• REQUEST:
Return the number of lines in which the word "WHOI" appears; add nothing else.

• RECORDS SUPPLIED:

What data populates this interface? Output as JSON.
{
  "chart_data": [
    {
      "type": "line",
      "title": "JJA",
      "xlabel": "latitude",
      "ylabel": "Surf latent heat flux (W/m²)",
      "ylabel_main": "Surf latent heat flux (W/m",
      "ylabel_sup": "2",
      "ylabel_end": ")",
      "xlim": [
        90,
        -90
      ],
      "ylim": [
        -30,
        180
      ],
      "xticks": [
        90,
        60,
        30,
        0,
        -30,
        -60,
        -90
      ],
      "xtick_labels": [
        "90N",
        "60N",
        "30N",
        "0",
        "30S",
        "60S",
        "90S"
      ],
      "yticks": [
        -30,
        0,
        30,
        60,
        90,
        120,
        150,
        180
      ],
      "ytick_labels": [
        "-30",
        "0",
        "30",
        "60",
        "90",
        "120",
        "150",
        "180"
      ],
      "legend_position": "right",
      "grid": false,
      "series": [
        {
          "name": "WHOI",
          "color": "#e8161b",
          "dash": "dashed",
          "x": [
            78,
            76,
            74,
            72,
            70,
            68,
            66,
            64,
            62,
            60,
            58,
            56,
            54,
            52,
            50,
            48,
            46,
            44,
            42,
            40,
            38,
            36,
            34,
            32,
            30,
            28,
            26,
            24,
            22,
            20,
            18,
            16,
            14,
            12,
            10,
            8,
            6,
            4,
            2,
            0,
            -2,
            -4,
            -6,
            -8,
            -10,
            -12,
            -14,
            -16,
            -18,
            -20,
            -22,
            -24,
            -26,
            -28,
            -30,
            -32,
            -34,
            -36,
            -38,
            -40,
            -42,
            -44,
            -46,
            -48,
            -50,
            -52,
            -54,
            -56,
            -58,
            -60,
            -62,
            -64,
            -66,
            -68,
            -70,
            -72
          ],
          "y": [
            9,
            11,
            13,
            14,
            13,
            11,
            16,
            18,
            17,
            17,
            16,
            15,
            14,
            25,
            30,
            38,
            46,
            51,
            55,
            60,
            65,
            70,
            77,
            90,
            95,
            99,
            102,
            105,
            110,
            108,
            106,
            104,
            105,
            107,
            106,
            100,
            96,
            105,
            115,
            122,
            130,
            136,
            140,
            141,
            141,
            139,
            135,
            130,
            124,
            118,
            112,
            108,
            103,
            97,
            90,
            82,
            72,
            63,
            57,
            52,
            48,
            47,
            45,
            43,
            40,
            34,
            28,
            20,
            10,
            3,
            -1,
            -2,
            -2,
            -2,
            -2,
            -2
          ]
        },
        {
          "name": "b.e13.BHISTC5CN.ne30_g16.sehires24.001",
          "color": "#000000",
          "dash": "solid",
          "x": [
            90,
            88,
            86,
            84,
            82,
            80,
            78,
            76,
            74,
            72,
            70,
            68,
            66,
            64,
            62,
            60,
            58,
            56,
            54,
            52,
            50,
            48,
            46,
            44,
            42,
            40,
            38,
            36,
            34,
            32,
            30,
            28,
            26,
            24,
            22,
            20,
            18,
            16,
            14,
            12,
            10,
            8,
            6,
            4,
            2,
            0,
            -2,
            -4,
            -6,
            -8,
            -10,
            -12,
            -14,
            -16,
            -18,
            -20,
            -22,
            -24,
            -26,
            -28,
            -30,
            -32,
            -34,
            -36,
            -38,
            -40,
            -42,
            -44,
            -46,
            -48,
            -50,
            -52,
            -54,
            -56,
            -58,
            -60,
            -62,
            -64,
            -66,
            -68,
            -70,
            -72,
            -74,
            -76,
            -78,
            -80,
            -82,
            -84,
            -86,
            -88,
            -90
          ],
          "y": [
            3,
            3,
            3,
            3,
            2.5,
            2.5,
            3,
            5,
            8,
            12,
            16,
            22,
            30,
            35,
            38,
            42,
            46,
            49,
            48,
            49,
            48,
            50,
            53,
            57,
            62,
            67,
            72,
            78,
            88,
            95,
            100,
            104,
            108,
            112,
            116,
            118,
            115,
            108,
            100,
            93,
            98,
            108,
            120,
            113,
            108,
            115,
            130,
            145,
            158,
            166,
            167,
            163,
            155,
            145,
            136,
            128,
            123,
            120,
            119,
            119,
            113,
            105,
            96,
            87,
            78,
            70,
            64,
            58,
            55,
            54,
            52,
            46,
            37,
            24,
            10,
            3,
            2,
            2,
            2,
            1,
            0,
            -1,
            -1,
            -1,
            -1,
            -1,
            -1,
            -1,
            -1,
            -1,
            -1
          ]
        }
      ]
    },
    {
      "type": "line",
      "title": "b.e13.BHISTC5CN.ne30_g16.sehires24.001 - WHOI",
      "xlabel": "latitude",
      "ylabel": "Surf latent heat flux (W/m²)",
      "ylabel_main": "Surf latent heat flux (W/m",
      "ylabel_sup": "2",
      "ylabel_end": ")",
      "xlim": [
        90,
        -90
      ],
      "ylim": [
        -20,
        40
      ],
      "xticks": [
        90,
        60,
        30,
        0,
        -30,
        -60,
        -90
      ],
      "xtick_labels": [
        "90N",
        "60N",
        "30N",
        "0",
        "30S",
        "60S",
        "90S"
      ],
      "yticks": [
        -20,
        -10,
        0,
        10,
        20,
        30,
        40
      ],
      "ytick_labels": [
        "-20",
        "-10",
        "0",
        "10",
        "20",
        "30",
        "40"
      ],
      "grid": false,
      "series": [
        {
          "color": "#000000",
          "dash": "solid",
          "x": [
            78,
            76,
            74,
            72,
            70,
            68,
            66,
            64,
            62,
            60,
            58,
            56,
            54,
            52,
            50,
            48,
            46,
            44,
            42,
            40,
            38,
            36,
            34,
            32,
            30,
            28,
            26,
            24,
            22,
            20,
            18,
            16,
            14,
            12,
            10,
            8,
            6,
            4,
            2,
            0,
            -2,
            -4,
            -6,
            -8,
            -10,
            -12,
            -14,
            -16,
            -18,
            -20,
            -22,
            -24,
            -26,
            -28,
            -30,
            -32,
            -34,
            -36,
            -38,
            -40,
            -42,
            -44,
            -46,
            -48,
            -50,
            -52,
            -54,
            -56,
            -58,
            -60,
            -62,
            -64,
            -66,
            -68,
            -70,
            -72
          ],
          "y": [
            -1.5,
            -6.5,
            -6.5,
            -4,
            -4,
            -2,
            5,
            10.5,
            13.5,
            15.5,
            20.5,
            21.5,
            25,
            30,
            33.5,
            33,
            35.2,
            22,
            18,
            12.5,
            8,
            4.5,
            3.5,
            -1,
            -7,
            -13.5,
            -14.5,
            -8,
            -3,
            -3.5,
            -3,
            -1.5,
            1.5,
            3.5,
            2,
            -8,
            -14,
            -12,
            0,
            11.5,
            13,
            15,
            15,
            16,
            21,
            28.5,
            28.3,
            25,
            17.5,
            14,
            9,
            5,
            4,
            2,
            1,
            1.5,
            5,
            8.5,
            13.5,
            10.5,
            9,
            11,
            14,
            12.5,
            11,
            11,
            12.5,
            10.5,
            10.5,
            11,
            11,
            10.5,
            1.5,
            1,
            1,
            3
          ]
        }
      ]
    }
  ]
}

• THE COMPLETED TASK:
2